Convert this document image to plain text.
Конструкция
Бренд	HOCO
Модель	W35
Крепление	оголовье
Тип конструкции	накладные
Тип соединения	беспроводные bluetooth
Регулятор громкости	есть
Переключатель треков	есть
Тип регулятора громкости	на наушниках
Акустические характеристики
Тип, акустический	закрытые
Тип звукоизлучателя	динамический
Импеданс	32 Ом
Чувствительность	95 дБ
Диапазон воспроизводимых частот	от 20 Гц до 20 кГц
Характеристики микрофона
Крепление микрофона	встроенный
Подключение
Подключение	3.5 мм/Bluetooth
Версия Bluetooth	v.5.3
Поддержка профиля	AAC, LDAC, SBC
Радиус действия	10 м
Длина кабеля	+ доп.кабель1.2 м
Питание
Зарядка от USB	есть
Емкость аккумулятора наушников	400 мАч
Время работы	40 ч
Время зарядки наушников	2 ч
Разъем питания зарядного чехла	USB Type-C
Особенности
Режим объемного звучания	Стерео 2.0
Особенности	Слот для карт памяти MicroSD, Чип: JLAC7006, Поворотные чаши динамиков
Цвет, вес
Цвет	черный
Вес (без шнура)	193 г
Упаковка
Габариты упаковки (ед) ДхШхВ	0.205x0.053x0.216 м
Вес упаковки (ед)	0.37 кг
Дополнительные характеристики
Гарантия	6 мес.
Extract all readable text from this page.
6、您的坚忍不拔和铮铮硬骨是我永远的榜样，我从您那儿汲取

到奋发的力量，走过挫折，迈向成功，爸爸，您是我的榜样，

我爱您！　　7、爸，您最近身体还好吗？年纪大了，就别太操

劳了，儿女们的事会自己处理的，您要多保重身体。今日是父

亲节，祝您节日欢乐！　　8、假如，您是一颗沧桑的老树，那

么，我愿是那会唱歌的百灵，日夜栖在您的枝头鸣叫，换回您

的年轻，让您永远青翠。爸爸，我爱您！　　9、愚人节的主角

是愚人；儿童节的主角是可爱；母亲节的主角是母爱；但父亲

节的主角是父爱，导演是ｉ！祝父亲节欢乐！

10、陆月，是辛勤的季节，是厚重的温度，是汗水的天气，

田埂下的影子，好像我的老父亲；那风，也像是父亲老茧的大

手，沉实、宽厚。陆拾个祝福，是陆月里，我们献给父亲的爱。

- [WORK REQUIRED] Look through the lines above and collect those with the word "Подключение".

- [CORRECT RESULT]
Подключение
Подключение	3.5 мм/Bluetooth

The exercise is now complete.